(Task to complete): Search the listing below for the string "Niedziela" and copy every line where it occurs.

Data records
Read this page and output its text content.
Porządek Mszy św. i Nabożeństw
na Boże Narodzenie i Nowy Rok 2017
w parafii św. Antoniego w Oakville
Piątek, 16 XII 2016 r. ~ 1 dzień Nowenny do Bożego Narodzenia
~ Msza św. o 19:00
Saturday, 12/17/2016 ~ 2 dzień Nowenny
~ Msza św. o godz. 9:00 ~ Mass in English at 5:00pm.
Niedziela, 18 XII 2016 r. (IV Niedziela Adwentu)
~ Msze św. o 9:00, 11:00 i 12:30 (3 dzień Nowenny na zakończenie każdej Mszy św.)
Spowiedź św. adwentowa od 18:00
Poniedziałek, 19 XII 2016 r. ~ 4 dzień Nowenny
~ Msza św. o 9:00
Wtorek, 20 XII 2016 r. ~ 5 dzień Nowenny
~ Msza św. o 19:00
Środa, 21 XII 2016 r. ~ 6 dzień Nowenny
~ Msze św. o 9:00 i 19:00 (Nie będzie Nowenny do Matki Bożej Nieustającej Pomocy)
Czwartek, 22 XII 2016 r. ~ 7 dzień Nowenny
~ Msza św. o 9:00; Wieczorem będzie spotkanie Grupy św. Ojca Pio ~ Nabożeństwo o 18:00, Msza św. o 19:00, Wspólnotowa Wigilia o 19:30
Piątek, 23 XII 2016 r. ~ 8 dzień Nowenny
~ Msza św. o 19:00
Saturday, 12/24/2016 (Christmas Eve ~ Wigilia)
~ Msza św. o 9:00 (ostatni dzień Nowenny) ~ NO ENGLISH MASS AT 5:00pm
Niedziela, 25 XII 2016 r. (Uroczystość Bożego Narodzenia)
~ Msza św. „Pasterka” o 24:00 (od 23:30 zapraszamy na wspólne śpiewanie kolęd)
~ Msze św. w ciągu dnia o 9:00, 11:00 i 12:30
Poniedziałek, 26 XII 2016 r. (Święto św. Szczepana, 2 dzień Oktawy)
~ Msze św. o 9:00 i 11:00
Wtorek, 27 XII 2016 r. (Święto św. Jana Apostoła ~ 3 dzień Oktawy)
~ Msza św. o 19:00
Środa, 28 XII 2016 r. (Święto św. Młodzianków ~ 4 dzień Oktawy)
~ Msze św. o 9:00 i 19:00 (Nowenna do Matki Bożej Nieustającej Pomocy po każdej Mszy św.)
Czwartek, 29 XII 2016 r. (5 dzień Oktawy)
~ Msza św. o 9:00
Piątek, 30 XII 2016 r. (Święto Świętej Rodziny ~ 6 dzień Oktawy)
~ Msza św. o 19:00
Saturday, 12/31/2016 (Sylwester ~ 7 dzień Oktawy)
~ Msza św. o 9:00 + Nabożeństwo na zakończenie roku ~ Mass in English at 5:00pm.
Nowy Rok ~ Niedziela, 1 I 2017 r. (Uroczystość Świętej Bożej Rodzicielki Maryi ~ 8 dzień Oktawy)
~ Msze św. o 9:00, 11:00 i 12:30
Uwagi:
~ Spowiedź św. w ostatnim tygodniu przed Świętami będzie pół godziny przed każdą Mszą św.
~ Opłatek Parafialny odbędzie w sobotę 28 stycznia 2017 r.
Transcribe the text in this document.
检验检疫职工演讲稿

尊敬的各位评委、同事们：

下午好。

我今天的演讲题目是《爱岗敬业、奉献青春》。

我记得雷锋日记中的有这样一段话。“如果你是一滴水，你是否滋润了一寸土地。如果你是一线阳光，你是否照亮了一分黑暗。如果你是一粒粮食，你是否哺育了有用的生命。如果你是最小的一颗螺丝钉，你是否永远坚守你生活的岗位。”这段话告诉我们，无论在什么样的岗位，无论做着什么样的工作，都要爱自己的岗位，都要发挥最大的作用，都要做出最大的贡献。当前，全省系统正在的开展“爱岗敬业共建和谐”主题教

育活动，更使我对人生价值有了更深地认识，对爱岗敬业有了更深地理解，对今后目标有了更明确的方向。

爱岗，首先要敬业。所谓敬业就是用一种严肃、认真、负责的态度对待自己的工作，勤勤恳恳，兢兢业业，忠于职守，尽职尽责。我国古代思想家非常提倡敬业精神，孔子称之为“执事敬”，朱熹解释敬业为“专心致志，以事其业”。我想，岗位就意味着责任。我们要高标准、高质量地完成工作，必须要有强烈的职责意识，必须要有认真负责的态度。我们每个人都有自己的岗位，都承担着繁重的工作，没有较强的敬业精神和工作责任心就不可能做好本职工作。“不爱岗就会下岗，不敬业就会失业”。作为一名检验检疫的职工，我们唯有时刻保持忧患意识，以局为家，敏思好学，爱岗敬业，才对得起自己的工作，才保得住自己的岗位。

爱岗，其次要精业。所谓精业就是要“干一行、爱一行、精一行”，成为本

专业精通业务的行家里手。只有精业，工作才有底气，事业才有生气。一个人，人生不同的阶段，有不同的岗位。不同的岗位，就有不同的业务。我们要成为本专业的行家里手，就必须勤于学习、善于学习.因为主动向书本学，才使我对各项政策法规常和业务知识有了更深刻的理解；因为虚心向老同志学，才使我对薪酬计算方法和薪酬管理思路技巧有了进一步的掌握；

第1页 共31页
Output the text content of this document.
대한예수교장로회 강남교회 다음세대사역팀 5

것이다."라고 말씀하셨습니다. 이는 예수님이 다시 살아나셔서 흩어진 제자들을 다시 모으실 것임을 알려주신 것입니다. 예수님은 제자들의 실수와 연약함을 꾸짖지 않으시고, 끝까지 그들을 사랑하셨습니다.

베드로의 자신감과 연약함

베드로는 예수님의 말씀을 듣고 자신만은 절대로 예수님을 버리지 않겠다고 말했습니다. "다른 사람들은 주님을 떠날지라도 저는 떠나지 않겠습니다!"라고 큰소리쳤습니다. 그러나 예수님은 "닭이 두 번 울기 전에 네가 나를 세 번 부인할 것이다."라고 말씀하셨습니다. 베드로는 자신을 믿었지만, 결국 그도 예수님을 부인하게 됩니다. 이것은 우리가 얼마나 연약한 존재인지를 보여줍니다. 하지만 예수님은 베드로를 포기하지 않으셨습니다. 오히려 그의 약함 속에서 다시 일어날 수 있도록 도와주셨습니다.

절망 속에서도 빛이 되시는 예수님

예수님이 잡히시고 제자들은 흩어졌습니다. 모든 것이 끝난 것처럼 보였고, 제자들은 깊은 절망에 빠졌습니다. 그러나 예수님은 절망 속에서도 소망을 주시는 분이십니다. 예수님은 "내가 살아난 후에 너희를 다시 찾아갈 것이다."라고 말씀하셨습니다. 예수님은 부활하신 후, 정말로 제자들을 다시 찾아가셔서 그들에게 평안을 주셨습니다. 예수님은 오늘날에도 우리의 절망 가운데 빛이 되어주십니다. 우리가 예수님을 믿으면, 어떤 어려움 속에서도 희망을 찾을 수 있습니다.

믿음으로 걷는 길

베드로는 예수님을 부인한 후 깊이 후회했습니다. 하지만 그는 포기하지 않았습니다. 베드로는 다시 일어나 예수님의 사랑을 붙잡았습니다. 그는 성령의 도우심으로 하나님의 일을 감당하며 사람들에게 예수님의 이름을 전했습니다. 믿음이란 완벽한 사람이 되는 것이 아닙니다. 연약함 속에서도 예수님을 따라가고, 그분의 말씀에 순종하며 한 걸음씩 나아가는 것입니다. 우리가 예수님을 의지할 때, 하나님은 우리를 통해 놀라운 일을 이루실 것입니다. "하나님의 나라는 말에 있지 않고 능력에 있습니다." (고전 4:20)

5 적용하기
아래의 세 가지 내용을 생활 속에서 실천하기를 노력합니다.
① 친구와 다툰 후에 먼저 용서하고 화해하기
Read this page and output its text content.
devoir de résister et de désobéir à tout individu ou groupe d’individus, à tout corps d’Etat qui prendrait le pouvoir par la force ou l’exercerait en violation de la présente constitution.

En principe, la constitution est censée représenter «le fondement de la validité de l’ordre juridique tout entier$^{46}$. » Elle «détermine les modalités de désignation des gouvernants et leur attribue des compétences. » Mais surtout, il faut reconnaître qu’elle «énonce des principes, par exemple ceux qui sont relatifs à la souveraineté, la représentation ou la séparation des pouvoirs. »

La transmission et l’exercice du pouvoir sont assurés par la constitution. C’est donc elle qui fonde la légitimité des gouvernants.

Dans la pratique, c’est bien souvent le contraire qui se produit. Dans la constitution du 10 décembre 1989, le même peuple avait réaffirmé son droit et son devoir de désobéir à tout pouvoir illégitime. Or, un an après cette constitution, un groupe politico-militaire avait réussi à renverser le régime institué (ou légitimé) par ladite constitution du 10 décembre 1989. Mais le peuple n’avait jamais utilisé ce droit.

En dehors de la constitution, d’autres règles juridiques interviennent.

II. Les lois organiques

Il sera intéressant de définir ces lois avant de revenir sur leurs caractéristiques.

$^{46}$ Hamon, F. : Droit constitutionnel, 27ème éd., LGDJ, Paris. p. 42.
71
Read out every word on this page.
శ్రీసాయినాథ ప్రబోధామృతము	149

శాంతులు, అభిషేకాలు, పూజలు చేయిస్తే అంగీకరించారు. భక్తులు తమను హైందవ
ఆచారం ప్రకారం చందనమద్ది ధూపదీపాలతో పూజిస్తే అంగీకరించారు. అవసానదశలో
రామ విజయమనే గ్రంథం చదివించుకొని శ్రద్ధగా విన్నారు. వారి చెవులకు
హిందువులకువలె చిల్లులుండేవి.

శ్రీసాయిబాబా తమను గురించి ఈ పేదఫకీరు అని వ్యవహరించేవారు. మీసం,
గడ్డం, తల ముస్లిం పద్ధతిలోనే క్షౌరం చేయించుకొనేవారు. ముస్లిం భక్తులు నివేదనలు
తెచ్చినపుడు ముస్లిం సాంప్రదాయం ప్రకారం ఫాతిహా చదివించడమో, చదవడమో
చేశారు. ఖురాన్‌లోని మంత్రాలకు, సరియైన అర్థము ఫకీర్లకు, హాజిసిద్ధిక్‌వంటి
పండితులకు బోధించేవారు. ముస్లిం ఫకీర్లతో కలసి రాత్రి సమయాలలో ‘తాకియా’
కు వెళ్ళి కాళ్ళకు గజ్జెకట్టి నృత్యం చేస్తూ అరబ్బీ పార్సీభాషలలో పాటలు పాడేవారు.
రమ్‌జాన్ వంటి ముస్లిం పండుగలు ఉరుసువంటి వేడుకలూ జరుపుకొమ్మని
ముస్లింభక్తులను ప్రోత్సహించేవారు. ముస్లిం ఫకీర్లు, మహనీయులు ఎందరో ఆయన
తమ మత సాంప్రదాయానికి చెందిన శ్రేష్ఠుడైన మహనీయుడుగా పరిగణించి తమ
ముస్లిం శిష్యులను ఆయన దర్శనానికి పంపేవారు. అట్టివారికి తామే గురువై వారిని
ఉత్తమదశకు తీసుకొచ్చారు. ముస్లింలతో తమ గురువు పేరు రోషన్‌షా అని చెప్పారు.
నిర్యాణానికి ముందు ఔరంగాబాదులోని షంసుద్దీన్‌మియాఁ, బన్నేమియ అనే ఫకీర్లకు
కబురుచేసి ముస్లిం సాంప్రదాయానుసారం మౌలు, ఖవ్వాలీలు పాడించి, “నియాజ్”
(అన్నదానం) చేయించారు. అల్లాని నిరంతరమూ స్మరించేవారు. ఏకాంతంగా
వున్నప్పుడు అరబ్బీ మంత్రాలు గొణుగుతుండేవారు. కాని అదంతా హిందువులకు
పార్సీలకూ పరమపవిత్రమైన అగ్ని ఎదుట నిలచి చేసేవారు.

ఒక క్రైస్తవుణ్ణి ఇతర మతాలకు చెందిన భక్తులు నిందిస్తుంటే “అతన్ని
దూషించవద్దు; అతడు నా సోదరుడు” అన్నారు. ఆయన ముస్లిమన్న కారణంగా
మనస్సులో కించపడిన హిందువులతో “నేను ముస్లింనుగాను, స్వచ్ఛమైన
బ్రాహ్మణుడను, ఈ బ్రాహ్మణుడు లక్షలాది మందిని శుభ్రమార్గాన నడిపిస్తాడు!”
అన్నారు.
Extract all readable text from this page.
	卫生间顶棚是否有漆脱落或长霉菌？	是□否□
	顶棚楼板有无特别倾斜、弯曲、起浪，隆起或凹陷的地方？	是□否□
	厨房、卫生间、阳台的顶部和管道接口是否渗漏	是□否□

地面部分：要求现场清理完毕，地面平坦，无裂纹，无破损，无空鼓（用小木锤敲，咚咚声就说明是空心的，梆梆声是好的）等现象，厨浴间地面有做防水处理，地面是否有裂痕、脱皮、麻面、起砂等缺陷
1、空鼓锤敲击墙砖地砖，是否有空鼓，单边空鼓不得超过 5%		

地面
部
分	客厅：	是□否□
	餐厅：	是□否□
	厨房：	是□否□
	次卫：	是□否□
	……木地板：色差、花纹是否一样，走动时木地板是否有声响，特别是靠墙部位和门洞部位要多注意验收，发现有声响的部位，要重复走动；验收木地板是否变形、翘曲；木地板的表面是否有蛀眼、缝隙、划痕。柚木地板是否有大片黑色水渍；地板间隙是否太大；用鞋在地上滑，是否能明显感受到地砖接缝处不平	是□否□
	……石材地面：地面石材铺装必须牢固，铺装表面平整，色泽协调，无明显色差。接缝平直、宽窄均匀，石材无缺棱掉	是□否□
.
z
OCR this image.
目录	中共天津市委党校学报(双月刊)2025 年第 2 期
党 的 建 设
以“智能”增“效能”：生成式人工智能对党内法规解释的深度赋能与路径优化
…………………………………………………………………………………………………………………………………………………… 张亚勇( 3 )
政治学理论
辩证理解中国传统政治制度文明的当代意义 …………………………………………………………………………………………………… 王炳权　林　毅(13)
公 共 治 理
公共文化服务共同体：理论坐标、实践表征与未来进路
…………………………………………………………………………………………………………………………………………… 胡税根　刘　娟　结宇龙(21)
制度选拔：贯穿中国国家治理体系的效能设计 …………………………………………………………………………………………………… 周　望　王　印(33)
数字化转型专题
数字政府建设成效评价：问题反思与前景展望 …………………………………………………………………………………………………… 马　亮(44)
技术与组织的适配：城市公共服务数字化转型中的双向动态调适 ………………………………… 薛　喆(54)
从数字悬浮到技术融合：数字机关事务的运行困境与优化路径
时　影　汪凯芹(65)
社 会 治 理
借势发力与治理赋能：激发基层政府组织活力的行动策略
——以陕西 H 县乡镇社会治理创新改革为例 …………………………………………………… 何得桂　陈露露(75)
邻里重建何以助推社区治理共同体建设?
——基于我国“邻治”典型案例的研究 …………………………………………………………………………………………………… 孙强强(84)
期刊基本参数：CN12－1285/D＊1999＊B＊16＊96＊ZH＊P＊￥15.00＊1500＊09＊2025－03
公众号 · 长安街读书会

(Finished exercise):
Niedziela, 18 XII 2016 r. (IV Niedziela Adwentu)
Niedziela, 25 XII 2016 r. (Uroczystość Bożego Narodzenia)
Nowy Rok ~ Niedziela, 1 I 2017 r. (Uroczystość Świętej Bożej Rodzicielki Maryi ~ 8 dzień Oktawy)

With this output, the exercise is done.